**Job**
Narrow the data below down to the lines containing "this".

[Data listing]
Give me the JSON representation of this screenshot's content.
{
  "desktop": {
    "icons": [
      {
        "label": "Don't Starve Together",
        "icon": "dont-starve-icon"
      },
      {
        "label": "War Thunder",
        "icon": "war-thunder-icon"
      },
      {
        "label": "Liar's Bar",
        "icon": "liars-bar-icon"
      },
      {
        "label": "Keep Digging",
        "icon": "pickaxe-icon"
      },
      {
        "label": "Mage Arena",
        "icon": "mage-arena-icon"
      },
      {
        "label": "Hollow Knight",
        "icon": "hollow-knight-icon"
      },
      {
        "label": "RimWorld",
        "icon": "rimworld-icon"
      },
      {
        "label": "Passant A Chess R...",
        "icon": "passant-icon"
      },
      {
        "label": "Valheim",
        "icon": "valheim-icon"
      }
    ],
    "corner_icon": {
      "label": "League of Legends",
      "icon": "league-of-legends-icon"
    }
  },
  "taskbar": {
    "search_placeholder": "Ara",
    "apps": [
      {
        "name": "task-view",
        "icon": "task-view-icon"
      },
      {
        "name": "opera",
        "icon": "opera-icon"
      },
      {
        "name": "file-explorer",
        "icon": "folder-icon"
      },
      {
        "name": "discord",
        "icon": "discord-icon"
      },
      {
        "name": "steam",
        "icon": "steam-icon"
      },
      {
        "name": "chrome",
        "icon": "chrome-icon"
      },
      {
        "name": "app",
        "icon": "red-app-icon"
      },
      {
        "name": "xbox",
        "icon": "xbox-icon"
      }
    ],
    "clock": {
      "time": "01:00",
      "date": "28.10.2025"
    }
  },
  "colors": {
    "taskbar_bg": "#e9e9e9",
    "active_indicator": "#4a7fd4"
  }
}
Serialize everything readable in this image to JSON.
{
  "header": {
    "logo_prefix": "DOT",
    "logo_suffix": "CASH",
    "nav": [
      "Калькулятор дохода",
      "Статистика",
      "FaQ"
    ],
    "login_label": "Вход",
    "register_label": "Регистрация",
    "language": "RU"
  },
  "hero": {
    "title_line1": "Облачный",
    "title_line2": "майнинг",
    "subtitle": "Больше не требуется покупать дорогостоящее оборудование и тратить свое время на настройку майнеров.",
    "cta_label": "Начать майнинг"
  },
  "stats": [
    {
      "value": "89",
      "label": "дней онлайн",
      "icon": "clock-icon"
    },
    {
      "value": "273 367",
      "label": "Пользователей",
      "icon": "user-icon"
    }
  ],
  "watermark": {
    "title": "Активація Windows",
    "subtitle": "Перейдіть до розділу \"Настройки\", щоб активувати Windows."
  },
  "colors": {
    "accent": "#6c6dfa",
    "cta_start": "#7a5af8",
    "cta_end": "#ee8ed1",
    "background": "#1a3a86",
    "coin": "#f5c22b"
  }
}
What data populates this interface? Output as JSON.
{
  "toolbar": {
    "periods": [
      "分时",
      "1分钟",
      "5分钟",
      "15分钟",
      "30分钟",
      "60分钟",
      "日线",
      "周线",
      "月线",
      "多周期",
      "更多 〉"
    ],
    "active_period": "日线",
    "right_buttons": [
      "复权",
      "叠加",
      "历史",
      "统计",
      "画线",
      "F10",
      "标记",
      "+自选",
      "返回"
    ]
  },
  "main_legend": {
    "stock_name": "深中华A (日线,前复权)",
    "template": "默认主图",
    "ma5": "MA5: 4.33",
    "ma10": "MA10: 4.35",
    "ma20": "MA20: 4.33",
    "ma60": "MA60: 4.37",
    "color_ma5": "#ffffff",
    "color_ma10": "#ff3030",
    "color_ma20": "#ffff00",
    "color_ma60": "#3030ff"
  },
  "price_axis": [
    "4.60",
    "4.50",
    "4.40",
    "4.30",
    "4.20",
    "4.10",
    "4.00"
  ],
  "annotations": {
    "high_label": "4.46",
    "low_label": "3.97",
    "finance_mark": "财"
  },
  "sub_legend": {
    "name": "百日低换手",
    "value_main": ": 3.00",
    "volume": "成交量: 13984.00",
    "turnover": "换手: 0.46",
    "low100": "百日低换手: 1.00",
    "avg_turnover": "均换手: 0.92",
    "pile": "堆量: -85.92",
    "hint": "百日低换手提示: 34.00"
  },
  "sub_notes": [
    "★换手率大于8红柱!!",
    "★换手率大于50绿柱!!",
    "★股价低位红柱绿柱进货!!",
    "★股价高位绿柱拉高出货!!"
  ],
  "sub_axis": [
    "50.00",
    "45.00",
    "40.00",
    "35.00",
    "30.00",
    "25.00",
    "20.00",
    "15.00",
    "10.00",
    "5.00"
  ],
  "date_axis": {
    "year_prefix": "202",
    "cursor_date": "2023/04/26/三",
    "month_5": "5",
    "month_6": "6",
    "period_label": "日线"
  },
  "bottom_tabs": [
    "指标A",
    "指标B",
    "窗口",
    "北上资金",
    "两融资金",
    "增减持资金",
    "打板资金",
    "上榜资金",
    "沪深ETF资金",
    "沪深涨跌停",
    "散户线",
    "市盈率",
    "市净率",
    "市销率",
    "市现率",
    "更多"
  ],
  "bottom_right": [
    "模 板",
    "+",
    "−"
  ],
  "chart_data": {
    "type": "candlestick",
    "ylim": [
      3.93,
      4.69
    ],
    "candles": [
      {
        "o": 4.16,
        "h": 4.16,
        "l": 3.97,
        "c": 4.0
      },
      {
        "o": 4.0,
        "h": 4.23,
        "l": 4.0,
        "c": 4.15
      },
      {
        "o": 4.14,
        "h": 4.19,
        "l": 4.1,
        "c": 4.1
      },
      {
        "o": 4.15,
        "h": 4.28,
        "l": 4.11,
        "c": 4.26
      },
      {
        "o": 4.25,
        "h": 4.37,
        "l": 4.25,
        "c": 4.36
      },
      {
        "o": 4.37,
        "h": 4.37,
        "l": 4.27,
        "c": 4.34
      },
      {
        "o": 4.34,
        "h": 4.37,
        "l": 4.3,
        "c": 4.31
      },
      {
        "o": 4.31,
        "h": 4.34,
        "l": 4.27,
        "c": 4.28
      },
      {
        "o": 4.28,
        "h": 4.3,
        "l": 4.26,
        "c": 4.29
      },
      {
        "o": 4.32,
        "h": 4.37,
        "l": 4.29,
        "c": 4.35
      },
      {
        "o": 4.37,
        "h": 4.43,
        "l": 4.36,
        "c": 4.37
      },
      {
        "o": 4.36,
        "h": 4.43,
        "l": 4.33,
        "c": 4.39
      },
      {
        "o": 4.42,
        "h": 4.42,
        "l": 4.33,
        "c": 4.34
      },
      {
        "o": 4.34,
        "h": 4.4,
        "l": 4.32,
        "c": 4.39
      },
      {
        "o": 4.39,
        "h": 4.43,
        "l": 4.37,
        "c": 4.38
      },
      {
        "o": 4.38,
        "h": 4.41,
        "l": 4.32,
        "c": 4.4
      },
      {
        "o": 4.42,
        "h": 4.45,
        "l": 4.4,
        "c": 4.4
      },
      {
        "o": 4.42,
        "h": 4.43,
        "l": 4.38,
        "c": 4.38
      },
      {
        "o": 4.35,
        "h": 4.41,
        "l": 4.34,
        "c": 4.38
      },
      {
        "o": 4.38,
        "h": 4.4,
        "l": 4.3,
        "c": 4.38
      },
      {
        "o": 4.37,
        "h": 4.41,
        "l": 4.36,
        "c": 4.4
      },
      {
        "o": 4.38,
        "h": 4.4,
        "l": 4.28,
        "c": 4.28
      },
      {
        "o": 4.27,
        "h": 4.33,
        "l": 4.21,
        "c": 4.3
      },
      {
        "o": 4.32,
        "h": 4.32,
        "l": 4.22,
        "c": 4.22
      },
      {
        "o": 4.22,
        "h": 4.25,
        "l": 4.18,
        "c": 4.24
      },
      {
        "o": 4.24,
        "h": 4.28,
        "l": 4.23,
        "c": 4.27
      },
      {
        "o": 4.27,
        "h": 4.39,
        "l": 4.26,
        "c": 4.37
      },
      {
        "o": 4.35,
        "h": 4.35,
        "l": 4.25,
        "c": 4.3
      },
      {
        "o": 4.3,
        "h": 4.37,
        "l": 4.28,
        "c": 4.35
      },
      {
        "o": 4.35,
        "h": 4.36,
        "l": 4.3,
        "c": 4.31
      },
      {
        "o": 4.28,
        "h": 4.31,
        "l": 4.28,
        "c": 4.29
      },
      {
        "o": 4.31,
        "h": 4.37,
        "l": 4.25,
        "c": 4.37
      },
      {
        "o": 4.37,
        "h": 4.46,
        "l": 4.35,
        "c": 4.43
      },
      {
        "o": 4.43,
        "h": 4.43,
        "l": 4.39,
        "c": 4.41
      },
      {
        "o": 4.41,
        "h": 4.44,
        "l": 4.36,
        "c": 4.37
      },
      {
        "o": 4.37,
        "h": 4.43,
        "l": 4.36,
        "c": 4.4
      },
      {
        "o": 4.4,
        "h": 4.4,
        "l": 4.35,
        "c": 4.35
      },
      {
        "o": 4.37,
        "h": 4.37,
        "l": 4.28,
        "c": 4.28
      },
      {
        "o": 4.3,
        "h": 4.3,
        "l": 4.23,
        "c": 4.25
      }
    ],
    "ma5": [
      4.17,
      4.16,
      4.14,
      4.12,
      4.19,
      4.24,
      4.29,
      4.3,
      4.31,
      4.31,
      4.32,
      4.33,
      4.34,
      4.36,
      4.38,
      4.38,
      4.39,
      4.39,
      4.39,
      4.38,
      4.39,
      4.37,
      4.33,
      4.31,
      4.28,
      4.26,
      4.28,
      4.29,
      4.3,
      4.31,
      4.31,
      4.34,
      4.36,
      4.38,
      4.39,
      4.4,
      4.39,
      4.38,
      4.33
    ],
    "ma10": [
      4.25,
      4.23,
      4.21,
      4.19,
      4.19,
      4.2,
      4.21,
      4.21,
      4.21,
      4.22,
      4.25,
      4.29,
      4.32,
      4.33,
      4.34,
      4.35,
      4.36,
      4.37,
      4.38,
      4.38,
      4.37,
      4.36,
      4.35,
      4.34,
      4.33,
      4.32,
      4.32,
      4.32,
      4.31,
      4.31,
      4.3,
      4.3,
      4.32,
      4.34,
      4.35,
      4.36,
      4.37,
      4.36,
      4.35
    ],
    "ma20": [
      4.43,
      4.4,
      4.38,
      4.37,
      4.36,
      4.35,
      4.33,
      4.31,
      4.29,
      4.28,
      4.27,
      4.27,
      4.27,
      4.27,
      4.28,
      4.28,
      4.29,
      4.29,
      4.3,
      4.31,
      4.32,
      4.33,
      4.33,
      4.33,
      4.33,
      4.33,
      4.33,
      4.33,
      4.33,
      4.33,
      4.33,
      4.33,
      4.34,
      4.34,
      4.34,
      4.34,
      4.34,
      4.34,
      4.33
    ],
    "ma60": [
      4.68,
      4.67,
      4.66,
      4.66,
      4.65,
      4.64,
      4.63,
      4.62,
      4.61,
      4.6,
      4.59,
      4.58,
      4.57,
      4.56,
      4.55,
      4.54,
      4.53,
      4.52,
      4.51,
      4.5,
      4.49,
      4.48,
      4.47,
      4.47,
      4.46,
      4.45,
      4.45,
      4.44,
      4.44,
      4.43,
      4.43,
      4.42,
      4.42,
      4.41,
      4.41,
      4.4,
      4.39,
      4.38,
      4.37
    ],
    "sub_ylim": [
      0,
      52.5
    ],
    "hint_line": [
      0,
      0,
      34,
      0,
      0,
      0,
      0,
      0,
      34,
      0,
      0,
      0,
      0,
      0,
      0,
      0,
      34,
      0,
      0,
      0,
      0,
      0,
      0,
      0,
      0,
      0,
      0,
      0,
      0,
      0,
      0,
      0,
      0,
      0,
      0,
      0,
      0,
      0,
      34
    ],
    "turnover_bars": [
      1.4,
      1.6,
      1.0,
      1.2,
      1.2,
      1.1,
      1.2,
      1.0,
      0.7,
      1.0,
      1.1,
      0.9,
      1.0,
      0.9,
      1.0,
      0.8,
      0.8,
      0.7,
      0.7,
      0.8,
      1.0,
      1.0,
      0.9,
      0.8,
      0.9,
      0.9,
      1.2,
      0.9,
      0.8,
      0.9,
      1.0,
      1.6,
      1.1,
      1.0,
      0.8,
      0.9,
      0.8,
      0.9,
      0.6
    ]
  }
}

**Solved problem**
Give me the JSON representation of this screenshot's content.
Serialize everything readable in this image to JSON.
What data populates this interface? Output as JSON.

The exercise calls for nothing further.